Given problem: Pull every line containing "Screw" from the entries.
○ ○ ○ ○ ○
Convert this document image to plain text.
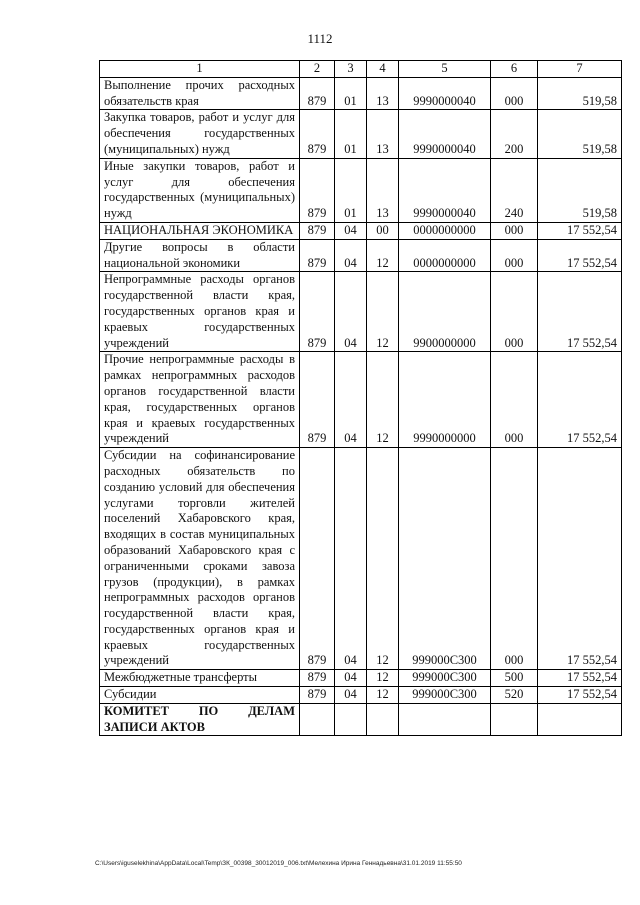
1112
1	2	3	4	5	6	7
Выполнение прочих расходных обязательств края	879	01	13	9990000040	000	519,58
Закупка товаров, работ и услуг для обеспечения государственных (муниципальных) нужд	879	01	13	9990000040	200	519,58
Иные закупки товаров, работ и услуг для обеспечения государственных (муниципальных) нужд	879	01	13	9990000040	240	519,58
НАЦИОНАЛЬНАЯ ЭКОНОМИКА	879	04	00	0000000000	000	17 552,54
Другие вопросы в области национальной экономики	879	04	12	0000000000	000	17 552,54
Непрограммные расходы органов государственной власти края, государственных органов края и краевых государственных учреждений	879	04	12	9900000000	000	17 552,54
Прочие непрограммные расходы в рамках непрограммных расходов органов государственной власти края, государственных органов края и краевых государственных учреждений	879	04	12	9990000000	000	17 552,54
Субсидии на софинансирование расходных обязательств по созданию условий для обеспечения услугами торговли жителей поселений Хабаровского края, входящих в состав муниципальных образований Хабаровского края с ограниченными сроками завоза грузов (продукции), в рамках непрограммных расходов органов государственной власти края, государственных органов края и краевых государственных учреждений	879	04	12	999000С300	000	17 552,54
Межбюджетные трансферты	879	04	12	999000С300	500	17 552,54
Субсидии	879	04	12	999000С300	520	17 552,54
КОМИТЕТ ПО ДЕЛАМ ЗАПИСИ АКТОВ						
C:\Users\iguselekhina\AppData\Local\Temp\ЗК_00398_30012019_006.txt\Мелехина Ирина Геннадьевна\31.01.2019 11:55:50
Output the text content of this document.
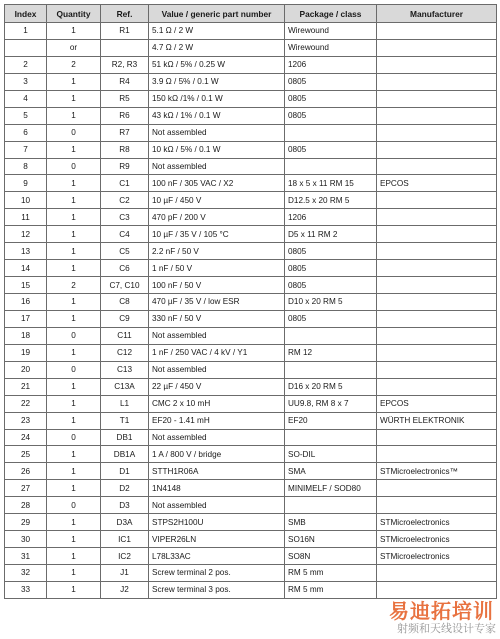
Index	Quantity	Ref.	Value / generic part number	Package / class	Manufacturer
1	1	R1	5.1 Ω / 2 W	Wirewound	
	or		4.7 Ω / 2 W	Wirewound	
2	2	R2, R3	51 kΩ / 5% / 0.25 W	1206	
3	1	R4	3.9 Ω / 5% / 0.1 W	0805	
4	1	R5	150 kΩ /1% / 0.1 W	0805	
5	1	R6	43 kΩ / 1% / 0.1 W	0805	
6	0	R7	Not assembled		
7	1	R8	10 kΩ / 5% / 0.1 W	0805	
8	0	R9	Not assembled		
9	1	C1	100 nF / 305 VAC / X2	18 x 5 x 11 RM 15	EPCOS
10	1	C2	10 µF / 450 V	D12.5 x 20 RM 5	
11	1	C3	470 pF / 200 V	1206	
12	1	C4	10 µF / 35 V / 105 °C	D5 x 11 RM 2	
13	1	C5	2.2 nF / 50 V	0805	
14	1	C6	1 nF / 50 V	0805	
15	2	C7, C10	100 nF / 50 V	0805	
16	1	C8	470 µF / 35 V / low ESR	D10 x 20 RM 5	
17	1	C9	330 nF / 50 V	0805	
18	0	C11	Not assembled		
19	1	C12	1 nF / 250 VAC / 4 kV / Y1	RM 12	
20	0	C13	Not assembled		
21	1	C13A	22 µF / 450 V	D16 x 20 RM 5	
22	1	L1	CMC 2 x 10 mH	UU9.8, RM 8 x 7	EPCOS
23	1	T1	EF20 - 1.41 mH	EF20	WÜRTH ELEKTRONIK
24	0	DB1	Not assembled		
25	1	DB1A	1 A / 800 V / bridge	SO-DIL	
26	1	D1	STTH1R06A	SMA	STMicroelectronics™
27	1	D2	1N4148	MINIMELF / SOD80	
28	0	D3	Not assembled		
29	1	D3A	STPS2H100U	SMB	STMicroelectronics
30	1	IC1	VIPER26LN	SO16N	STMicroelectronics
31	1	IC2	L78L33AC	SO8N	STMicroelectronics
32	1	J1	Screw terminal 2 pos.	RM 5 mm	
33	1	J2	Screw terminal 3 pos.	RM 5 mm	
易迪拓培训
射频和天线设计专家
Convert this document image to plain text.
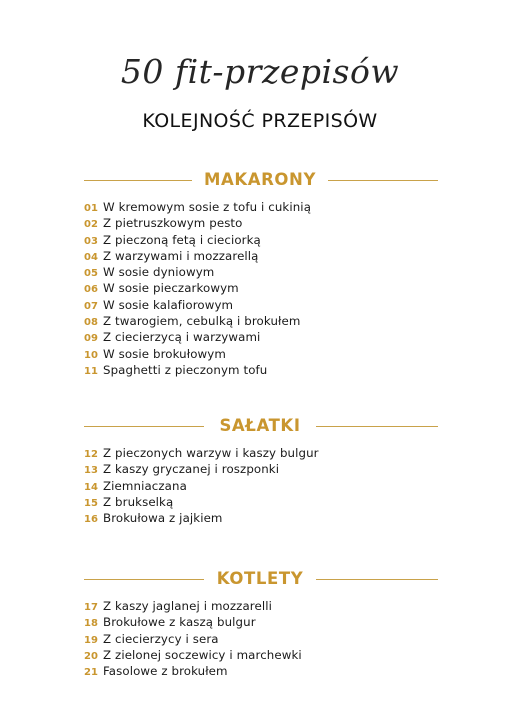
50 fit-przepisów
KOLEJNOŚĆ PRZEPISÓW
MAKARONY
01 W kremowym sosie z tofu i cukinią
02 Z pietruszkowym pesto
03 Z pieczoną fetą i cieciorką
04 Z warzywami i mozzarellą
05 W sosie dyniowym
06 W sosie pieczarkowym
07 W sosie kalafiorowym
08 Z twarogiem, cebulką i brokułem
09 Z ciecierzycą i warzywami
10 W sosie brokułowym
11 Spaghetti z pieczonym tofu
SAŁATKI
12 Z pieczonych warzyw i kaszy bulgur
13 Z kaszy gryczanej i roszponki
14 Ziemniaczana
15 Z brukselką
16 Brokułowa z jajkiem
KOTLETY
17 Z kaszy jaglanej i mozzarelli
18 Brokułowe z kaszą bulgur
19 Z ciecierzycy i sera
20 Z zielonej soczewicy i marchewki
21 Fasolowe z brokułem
○ ○ ○ ○ ○
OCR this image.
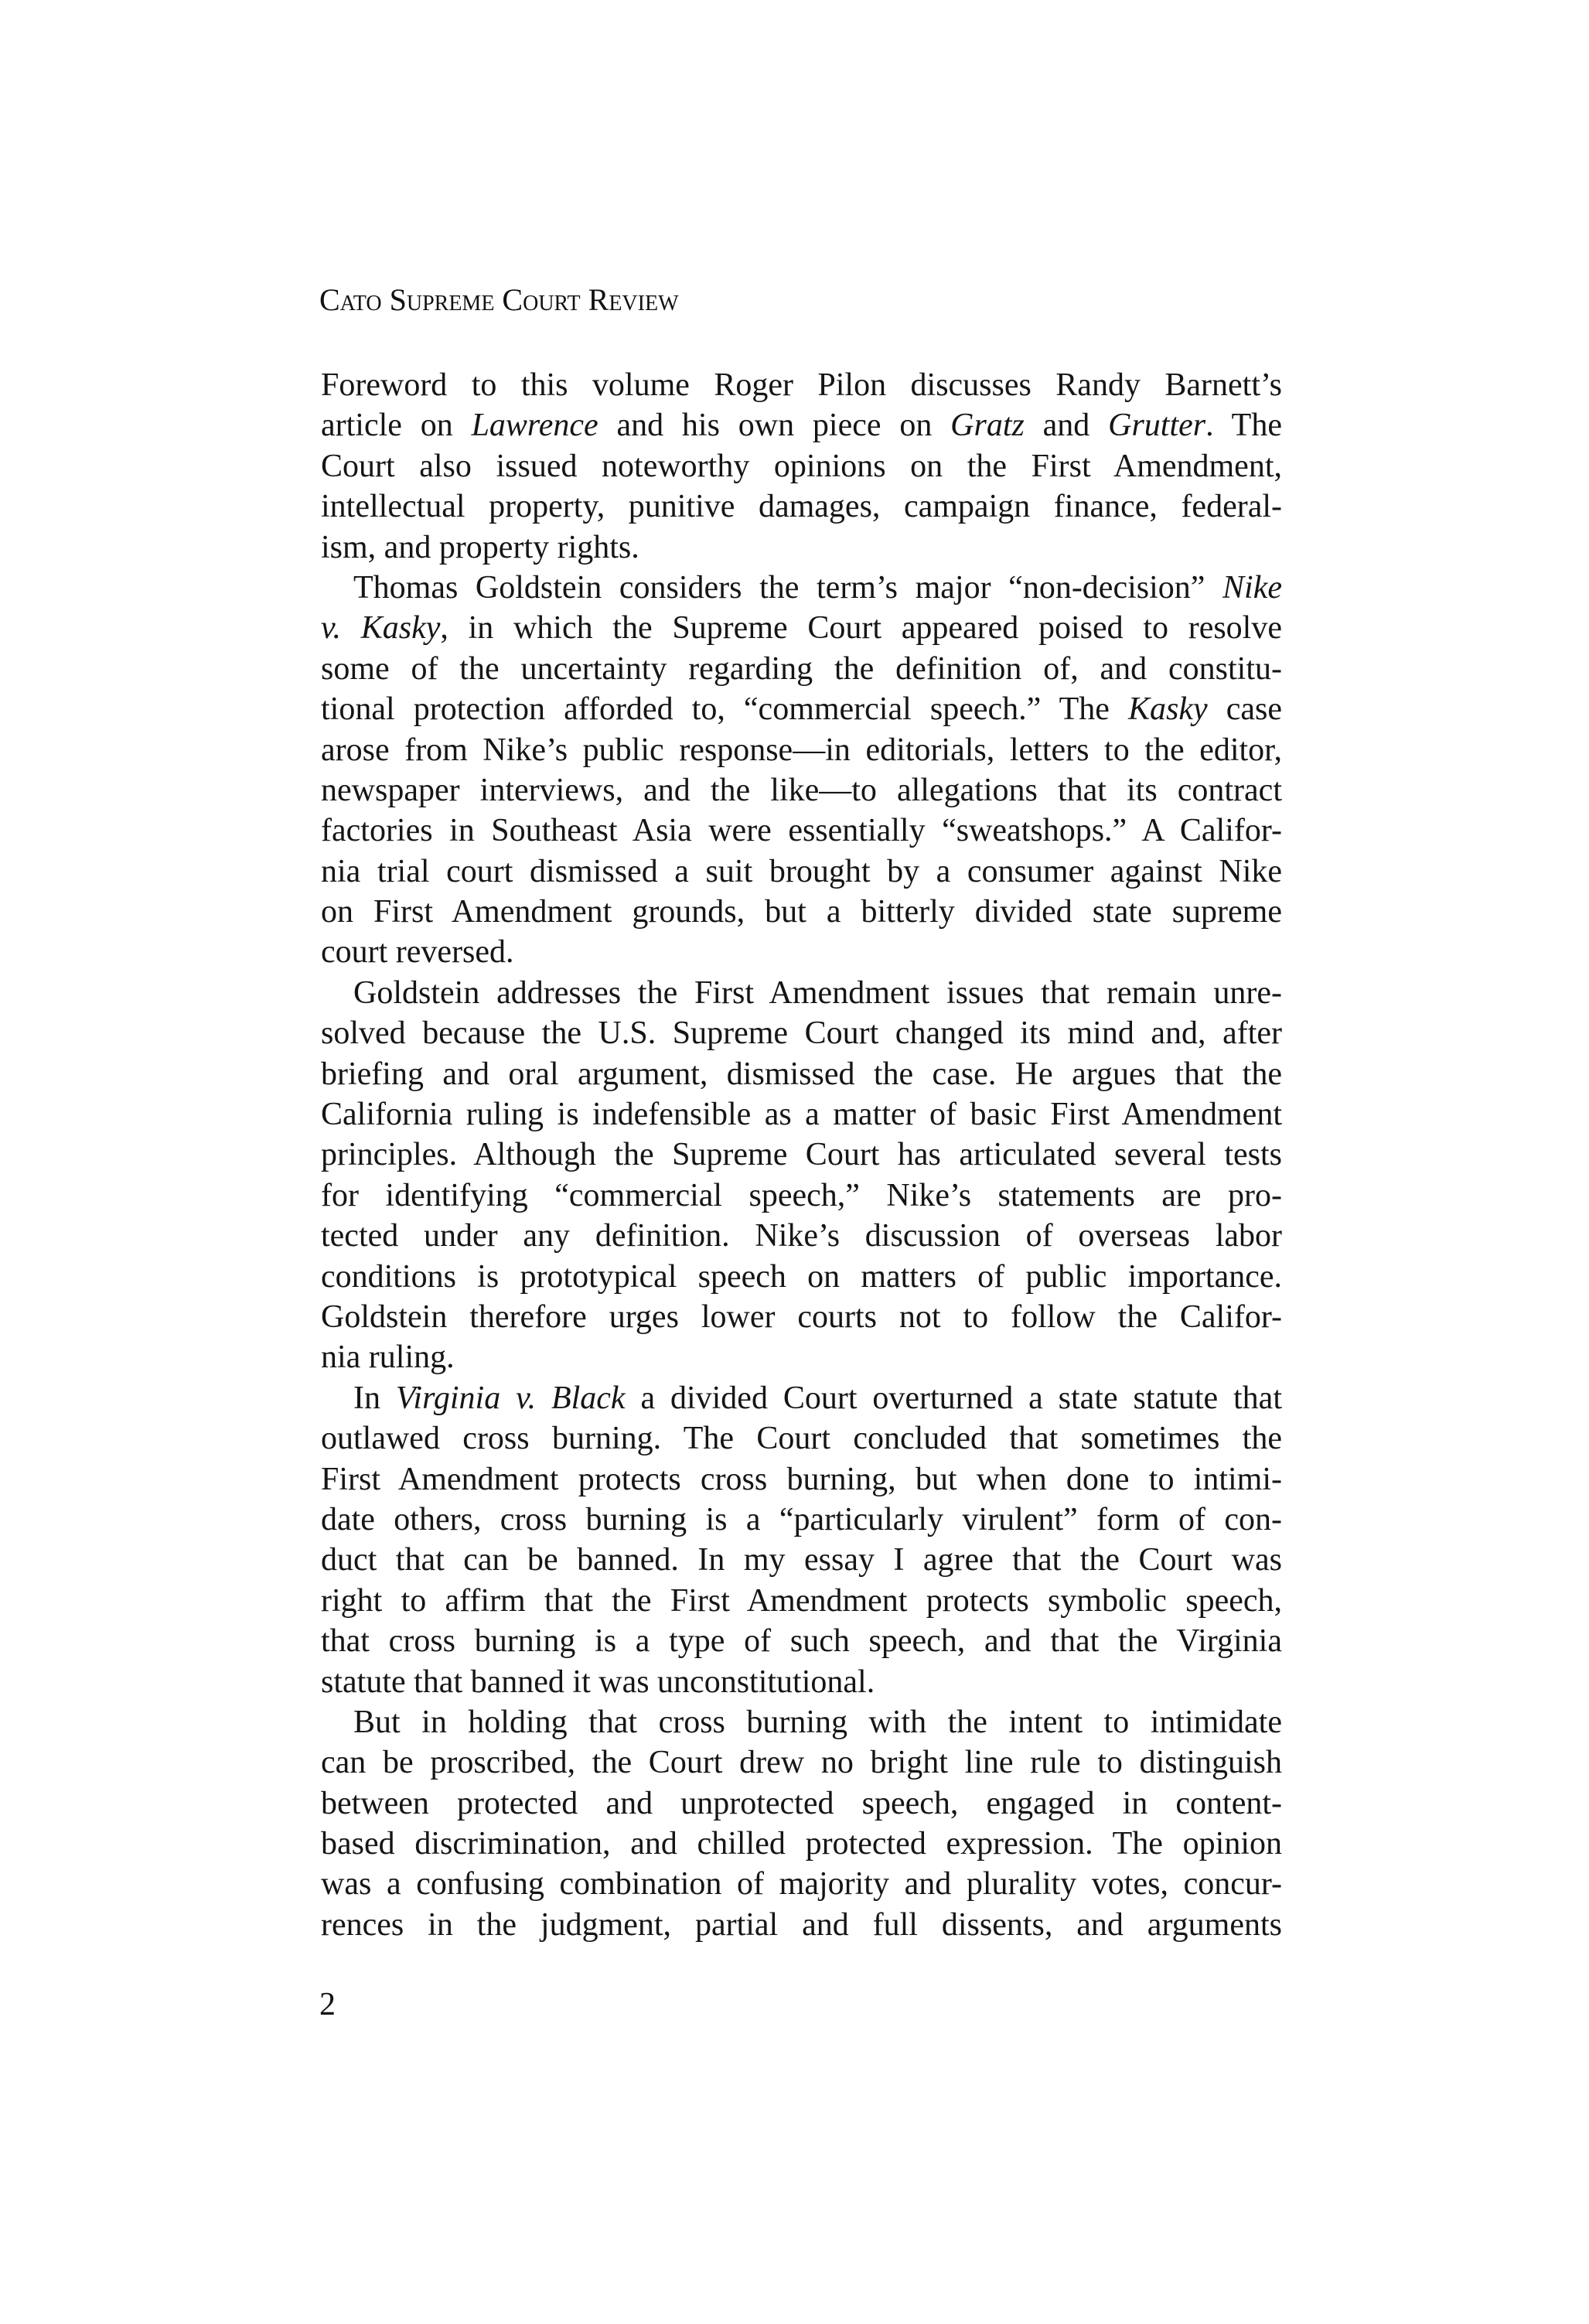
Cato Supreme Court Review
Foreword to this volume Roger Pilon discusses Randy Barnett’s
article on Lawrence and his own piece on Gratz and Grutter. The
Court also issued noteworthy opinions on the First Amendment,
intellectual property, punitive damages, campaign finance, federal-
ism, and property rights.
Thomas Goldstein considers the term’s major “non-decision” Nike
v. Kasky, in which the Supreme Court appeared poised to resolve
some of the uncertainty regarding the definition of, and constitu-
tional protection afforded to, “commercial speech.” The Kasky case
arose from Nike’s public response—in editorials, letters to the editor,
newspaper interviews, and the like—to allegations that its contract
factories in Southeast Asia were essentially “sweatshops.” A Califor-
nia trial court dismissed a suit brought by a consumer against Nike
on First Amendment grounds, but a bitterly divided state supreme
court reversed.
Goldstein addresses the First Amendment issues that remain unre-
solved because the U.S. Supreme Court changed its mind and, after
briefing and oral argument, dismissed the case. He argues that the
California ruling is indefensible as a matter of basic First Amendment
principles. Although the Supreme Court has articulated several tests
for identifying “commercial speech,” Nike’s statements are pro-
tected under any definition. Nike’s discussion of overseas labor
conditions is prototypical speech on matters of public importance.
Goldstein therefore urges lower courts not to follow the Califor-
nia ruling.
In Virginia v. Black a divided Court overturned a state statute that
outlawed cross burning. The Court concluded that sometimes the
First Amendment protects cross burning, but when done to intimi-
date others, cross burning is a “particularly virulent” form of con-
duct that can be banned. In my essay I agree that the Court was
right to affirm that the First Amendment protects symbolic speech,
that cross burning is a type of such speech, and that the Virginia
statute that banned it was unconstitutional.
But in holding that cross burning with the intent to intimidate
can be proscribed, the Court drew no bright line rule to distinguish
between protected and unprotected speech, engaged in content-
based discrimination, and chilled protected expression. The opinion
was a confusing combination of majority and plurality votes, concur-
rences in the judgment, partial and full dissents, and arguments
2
○ ○ ○ ○ ○
Solution:
32	1	J1	Screw terminal 2 pos.	RM 5 mm	
33	1	J2	Screw terminal 3 pos.	RM 5 mm	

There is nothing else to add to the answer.